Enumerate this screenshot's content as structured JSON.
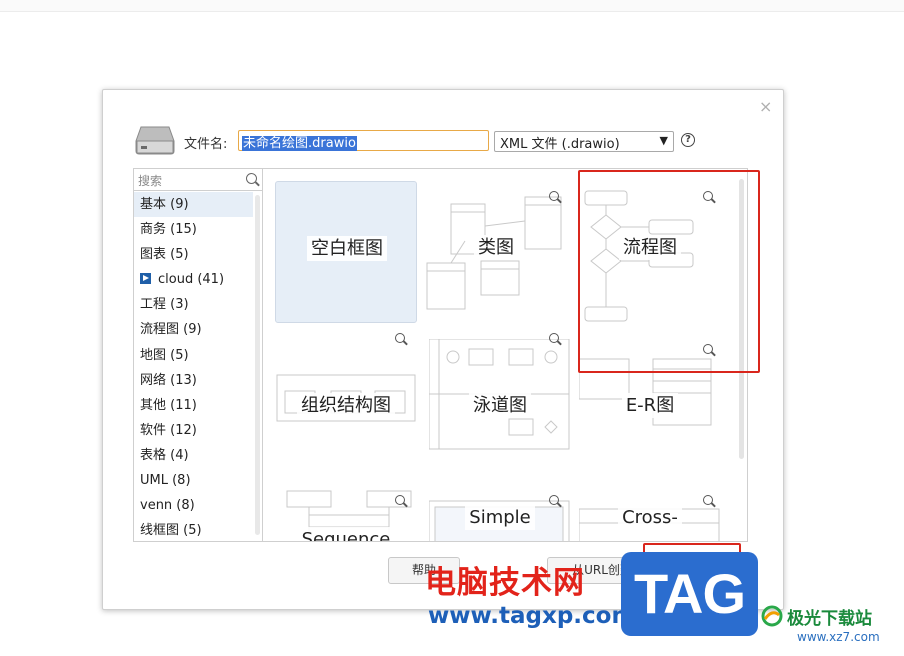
{
  "dialog": {
    "close_icon": "×",
    "filename_label": "文件名:",
    "filename_value": "未命名绘图.drawio",
    "format_selected": "XML 文件 (.drawio)",
    "help_icon": "?"
  },
  "sidebar": {
    "search_placeholder": "搜索",
    "categories": [
      {
        "label": "基本 (9)"
      },
      {
        "label": "商务 (15)"
      },
      {
        "label": "图表 (5)"
      },
      {
        "label": "cloud (41)"
      },
      {
        "label": "工程 (3)"
      },
      {
        "label": "流程图 (9)"
      },
      {
        "label": "地图 (5)"
      },
      {
        "label": "网络 (13)"
      },
      {
        "label": "其他 (11)"
      },
      {
        "label": "软件 (12)"
      },
      {
        "label": "表格 (4)"
      },
      {
        "label": "UML (8)"
      },
      {
        "label": "venn (8)"
      },
      {
        "label": "线框图 (5)"
      }
    ]
  },
  "templates": [
    {
      "label": "空白框图"
    },
    {
      "label": "类图"
    },
    {
      "label": "流程图"
    },
    {
      "label": "组织结构图"
    },
    {
      "label": "泳道图"
    },
    {
      "label": "E-R图"
    },
    {
      "label": "Sequence"
    },
    {
      "label": "Simple"
    },
    {
      "label": "Cross-"
    }
  ],
  "buttons": {
    "help": "帮助",
    "from_url": "从URL创建"
  },
  "watermark": {
    "cn": "电脑技术网",
    "url": "www.tagxp.com",
    "tag": "TAG",
    "site": "极光下载站",
    "site_url": "www.xz7.com"
  },
  "colors": {
    "highlight_red": "#d9261c",
    "selection_blue": "#3a74d8",
    "active_category_bg": "#e6eef7"
  }
}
● ● ● ● ● ● ●
** SHORT EXERCISE **
Find the lines containing "drawio" and list every one of them.

** WRITTEN RESPONSE **
    "filename_value": "未命名绘图.drawio",
    "format_selected": "XML 文件 (.drawio)",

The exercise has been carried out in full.